** Tarefas **
**1.** Imprima, sem qualquer alteração, o trecho do texto sobre o domingo em São Paulo que começa nas palavras "Nada como um" e termina após as palavras "a passos lentos.".
**2.** Apresente, sem alterações, as linhas da listagem desde o seu início até a linha que contém "service-icons bbox=[1060, 264, 1540, 401]", incluindo esta última.

** Texto apresentado **
···
Nada como um domingo em São Paulo. Curtir a noite de sábado como se não houvesse possibilidade de haver um outro sábado na vida e dormir, pra depois acordar tarde, abrir a janela e perceber que a cidade partilha da mesma ressaca, com aquela cara cinza chuvosa. Além de muito me fazer refletir sobre diversas coisas, tal quadro faz parte do repertório paulistano e não pode ser tratado com um tom desesperador. Deixa o cinza tingir o azul do céu de outrora. Deixa a chuva molhar as calçadas e ruas e telhados das casas. Tem muito de preguiça num dia como esse. É desafiador pensar em dar saltos grandiosos quando tudo o que se quer é acender um cigarro e observar a melancolia da cidade a passos lentos.

Meu nome é Vicente Kresiak Canato e eu não sei exatamente onde quero chegar com isso aqui. Talvez do outro lado da rua. Talvez do outro lado da cidade. Quem sabe, do outro lado de uma autoestrada qualquer. Bem provável que na porta da sua casa. Aquela casa grande, de muros baixos e pintados de terracota. Com aquele cachorro imenso e estabanado esperando no portão. Na terra do sol fustigante, quarenta graus de amor e ódio. Talvez não. Com certeza não. A casa da qual me refiro agora é outra. E pode ser uma, dentre tantas. Em bairros nobres ou não. Longe ou perto da minha atual localização. Tudo em aberto nesse meu coração.
···
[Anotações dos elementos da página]

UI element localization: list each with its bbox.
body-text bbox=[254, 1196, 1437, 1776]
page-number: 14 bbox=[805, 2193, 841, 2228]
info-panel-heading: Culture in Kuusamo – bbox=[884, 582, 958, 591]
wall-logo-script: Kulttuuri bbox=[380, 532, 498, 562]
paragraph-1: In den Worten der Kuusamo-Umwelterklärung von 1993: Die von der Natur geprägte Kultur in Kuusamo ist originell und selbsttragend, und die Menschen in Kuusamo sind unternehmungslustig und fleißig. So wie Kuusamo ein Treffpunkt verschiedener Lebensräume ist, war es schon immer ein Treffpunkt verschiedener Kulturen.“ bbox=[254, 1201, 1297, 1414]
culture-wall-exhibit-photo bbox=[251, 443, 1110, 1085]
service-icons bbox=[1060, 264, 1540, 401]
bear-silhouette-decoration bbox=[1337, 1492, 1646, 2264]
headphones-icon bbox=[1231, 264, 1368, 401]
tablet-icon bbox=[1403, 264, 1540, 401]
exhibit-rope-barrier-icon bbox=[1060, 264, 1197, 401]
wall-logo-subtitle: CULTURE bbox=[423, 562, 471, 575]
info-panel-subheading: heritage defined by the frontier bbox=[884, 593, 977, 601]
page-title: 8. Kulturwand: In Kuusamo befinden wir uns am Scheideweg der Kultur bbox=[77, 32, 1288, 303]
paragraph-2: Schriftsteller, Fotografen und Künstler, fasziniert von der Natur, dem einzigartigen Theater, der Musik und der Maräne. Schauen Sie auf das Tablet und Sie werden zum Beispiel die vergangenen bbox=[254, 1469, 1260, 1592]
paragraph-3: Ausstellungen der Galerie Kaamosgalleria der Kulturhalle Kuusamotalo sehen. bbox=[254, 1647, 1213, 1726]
···
** Respostas por tarefa **
**1.**
Nada como um domingo em São Paulo. Curtir a noite de sábado como se não houvesse possibilidade de haver um outro sábado na vida e dormir, pra depois acordar tarde, abrir a janela e perceber que a cidade partilha da mesma ressaca, com aquela cara cinza chuvosa. Além de muito me fazer refletir sobre diversas coisas, tal quadro faz parte do repertório paulistano e não pode ser tratado com um tom desesperador. Deixa o cinza tingir o azul do céu de outrora. Deixa a chuva molhar as calçadas e ruas e telhados das casas. Tem muito de preguiça num dia como esse. É desafiador pensar em dar saltos grandiosos quando tudo o que se quer é acender um cigarro e observar a melancolia da cidade a passos lentos.

**2.**
UI element localization: list each with its bbox.
body-text bbox=[254, 1196, 1437, 1776]
page-number: 14 bbox=[805, 2193, 841, 2228]
info-panel-heading: Culture in Kuusamo – bbox=[884, 582, 958, 591]
wall-logo-script: Kulttuuri bbox=[380, 532, 498, 562]
paragraph-1: In den Worten der Kuusamo-Umwelterklärung von 1993: Die von der Natur geprägte Kultur in Kuusamo ist originell und selbsttragend, und die Menschen in Kuusamo sind unternehmungslustig und fleißig. So wie Kuusamo ein Treffpunkt verschiedener Lebensräume ist, war es schon immer ein Treffpunkt verschiedener Kulturen.“ bbox=[254, 1201, 1297, 1414]
culture-wall-exhibit-photo bbox=[251, 443, 1110, 1085]
service-icons bbox=[1060, 264, 1540, 401]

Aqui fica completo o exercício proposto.